◆ **Text**:

———

Pressemitteilung · 25.08.2023 Der ermäßigte Mehrwertsteuersatz auf Speisen muss bleiben!

Zur Diskussion über den ermäßigten Mehrwertsteuersatz für Gastronomiebetriebe erklärt die wirtschaftspolitische Sprecherin der SSW-Landtagsfrakton, Sybilla Nitsch:

Erst die Corona-Pandemie, dann massive Preisanstiege in nahezu allen Bereichen und schließlich der massive Personalmangel: Die Gastronomie-Branche hat wahrlich harte Zeiten erlebt in den vergangenen drei Jahren. Und während viele Betriebe noch längst nicht überm Berg sind, droht bereits neues Ungemach. Denn Ende des Jahres soll der 2020 eingeführte ermäßigte Mehrwertsteuersatz für Restaurant- und Verpflegungsdienstleistungen nach den Plänen der Bundesregierung schon wieder abgeschafft werden. Eine Verlängerung der Regelung ist bisher nicht geplant.

———

◆ **Untersuchte Datensätze**:
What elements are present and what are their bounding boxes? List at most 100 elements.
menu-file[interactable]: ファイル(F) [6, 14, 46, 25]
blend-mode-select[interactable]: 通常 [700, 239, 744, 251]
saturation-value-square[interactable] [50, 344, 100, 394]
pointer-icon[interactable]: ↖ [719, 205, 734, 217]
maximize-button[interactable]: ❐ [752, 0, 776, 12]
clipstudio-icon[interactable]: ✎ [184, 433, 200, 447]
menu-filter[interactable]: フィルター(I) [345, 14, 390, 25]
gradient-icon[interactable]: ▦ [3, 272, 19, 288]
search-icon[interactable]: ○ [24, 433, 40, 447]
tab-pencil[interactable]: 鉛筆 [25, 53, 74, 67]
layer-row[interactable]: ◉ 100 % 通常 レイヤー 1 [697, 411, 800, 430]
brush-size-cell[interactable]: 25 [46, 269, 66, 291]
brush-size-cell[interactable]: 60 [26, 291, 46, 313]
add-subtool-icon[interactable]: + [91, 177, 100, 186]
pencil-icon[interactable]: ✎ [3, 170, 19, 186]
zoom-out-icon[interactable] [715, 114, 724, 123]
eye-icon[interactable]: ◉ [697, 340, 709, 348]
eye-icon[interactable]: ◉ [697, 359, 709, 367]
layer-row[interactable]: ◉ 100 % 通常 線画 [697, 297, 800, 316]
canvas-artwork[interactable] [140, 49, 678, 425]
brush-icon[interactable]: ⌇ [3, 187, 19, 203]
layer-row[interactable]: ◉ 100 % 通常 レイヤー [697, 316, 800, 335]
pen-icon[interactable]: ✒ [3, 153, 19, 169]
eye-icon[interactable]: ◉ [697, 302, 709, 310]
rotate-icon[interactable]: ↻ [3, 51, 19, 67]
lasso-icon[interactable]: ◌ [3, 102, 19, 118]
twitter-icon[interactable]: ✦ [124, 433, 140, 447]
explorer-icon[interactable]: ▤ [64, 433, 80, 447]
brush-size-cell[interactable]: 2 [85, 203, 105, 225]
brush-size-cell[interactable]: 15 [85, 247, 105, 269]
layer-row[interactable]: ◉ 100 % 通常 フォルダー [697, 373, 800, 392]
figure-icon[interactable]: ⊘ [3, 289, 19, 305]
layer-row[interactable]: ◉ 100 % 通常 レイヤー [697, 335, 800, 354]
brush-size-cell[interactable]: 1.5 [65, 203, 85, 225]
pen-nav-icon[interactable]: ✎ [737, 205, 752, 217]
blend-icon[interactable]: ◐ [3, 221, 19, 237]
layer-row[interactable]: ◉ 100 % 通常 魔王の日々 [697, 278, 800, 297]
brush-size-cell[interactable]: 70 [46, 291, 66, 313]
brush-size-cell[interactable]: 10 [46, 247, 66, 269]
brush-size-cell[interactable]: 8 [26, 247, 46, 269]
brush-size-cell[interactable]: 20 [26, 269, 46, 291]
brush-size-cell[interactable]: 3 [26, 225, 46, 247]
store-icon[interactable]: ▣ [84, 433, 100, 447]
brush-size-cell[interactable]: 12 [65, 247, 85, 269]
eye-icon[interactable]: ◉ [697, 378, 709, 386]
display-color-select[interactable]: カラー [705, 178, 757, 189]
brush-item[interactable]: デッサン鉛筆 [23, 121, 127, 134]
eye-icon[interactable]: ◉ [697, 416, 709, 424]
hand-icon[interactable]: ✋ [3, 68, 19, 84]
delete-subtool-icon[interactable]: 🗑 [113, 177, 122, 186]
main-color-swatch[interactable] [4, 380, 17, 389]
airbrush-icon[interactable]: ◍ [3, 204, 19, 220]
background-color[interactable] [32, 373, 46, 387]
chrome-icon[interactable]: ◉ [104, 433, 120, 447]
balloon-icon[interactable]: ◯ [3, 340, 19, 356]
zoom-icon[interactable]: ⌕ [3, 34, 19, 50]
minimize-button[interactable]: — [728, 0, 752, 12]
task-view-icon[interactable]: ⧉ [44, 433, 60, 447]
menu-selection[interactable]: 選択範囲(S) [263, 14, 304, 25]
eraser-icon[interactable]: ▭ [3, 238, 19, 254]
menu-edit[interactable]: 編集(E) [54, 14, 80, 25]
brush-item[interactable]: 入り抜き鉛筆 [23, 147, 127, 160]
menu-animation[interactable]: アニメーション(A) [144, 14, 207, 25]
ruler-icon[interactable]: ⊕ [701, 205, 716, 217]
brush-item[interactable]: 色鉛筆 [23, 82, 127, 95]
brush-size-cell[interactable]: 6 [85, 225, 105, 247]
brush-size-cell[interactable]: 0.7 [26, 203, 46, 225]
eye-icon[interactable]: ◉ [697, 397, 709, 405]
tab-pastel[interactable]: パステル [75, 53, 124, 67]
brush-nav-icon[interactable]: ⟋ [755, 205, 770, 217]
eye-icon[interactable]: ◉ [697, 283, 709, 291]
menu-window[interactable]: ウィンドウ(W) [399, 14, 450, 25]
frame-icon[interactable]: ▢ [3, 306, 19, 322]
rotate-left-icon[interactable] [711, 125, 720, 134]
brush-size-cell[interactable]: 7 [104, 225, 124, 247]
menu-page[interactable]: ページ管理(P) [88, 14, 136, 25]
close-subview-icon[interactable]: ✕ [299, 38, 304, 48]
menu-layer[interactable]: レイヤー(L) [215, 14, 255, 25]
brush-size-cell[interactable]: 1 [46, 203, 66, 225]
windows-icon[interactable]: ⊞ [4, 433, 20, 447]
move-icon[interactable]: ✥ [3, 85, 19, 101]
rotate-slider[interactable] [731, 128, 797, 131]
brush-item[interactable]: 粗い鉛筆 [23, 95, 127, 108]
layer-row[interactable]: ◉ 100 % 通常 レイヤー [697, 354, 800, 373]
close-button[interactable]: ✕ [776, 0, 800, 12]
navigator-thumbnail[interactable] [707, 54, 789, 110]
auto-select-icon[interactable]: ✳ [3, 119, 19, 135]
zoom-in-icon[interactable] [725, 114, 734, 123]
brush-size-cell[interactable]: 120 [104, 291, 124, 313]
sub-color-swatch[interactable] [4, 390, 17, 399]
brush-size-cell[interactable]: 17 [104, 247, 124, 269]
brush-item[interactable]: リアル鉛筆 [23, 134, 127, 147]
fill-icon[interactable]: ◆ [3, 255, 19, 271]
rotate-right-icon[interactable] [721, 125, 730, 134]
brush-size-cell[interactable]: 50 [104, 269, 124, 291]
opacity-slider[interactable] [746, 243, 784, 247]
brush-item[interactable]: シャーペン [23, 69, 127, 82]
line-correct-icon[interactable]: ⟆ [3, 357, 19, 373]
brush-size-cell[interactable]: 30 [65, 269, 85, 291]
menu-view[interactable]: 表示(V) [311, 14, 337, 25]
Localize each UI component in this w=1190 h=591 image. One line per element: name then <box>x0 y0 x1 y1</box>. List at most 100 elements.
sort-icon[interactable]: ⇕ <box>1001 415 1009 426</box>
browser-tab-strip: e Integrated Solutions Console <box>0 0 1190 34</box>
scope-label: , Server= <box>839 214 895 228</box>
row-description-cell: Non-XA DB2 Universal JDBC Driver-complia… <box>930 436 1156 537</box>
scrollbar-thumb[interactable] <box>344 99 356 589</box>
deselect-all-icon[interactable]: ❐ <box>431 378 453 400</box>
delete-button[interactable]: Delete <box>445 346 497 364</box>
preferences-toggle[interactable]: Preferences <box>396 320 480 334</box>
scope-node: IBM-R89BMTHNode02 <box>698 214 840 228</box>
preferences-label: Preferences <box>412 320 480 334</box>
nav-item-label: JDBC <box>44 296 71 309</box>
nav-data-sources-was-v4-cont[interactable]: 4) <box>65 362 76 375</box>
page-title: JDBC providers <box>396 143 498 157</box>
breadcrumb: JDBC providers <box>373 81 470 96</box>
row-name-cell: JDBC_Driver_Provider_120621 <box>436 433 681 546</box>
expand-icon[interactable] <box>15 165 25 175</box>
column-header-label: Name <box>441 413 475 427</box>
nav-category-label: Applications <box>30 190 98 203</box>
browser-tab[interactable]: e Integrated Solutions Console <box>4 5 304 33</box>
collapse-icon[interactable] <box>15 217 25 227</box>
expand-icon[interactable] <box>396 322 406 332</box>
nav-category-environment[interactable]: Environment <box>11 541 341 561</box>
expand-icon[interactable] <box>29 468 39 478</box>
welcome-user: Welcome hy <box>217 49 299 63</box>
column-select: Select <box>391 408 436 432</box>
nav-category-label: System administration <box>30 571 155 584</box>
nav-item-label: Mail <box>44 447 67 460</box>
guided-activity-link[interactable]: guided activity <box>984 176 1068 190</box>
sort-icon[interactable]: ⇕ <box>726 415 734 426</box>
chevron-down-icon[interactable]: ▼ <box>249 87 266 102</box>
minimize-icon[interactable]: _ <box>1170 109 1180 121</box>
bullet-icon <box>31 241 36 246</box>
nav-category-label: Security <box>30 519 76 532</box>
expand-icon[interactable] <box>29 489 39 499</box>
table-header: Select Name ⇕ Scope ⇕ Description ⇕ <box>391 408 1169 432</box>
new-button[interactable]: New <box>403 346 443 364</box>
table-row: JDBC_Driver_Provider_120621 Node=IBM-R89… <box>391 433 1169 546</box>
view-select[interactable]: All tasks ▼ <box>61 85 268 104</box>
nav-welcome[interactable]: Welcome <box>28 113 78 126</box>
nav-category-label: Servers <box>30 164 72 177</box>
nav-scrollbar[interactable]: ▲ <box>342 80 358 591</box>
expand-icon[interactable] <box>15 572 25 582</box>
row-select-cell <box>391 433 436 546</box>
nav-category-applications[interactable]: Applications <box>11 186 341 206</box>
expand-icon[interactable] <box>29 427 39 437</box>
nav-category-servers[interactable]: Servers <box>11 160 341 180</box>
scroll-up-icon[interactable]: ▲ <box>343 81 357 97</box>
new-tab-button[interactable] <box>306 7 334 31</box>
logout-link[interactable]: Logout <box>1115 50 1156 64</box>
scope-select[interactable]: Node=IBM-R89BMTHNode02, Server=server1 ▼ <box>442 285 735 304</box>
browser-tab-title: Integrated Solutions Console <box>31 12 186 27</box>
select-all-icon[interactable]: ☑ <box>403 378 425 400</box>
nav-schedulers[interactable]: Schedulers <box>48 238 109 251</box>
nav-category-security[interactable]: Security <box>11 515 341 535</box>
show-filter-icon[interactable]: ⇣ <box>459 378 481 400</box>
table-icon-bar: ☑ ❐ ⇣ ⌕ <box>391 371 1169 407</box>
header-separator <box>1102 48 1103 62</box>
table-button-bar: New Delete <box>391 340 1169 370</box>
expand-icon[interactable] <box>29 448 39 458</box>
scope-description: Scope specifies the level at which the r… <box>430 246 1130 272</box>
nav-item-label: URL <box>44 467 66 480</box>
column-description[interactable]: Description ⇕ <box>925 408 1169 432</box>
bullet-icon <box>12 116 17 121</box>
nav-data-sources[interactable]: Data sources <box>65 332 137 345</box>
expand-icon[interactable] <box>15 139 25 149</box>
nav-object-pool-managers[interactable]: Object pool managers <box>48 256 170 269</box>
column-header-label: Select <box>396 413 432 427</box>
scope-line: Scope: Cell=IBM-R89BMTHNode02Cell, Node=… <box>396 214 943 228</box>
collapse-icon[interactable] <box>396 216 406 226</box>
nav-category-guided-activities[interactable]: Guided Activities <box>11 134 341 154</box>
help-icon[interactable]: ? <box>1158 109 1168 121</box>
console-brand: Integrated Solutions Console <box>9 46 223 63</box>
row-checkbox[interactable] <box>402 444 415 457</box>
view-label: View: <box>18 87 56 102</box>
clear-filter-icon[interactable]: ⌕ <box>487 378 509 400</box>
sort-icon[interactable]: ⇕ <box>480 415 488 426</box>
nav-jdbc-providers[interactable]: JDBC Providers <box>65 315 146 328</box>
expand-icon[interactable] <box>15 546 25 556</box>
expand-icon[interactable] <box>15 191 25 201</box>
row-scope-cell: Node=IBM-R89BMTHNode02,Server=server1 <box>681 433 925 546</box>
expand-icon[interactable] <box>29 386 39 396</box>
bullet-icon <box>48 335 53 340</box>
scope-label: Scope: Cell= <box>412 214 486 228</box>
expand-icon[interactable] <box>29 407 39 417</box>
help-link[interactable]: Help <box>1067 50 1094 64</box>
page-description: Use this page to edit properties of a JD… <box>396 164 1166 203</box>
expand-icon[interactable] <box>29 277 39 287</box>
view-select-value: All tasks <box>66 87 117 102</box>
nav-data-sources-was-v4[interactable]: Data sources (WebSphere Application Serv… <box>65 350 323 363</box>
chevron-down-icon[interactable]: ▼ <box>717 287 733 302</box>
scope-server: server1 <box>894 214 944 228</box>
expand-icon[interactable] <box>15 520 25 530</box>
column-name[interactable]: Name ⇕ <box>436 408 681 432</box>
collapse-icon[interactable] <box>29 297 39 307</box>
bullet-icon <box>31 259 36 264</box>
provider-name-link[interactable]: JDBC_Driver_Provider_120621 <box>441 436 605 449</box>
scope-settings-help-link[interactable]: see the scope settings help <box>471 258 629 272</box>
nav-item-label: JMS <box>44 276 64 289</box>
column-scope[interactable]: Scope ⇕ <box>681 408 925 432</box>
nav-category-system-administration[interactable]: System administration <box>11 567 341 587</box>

———

◆ **Aufgaben**:
1) Geben Sie aus der Pressemitteilung zum Mehrwertsteuersatz den Abschnitt wortgetreu wieder, der mit den Worten "Pressemitteilung · 25.08.2023" beginnt und mit "bisher nicht geplant." endet.
2) Beantworten Sie anhand der Pressemitteilung zum Mehrwertsteuersatz die folgenden Fragen:
(a) An welchem Datum wurde die Pressemitteilung veröffentlicht?
(b) In welchem Jahr wurde der ermäßigte Mehrwertsteuersatz für Restaurant- und Verpflegungsdienstleistungen eingeführt?
(c) Zu welchem Zeitpunkt soll dieser Satz nach den Plänen der Bundesregierung abgeschafft werden?
3) Führen Sie die Pressemitteilung zum ermäßigten Mehrwertsteuersatz auf Speisen ab ihrem letzten Satz weiter.

◆ **Lösungen**:
1)
Pressemitteilung · 25.08.2023 Der ermäßigte Mehrwertsteuersatz auf Speisen muss bleiben!

Zur Diskussion über den ermäßigten Mehrwertsteuersatz für Gastronomiebetriebe erklärt die wirtschaftspolitische Sprecherin der SSW-Landtagsfrakton, Sybilla Nitsch:

Erst die Corona-Pandemie, dann massive Preisanstiege in nahezu allen Bereichen und schließlich der massive Personalmangel: Die Gastronomie-Branche hat wahrlich harte Zeiten erlebt in den vergangenen drei Jahren. Und während viele Betriebe noch längst nicht überm Berg sind, droht bereits neues Ungemach. Denn Ende des Jahres soll der 2020 eingeführte ermäßigte Mehrwertsteuersatz für Restaurant- und Verpflegungsdienstleistungen nach den Plänen der Bundesregierung schon wieder abgeschafft werden. Eine Verlängerung der Regelung ist bisher nicht geplant.

2)
(a) Am 25.08.2023.
(b) Im Jahr 2020.
(c) Zum Ende des Jahres.

3)
Für viele, insbesondere kleine und familiengeführte Gastronomiebetriebe dürfte die Rückkehr zum höheren Mehrwertsteuersatz den Genickfang bedeuten. Und auch für die Konsumenten im Tourismusland Schleswig-Holstein wird die staatliche verordnete Teuerung zu unnötigen finanziellen Mehrbelastungen führen. Deshalb haben SSW und FDP die Landesregierung aufgefordert, sich mittels Bundesratsinitiative dafür einzusetzen, dass der ermäßigte Mehrwertsteuersatz von 7 Prozent auf Speisen auch über 2023 hinaus beibehalten wird. Das sind wir dieser krisengebeutelten Branche als Politik schlicht schuldig. 
Vor diesem Hintergrund freue ich mich, dass sich mit dem Kollegen Lukas Kilian nun auch die regierungsführende CDU unserem Kampf für eine Verlängerung der Regelung angeschlossen hat. Dies lässt auf breite Zustimmung hoffen, wenn unser Antrag (Drucksache 20/1216) voraussichtlich im September im Plenum beraten wird.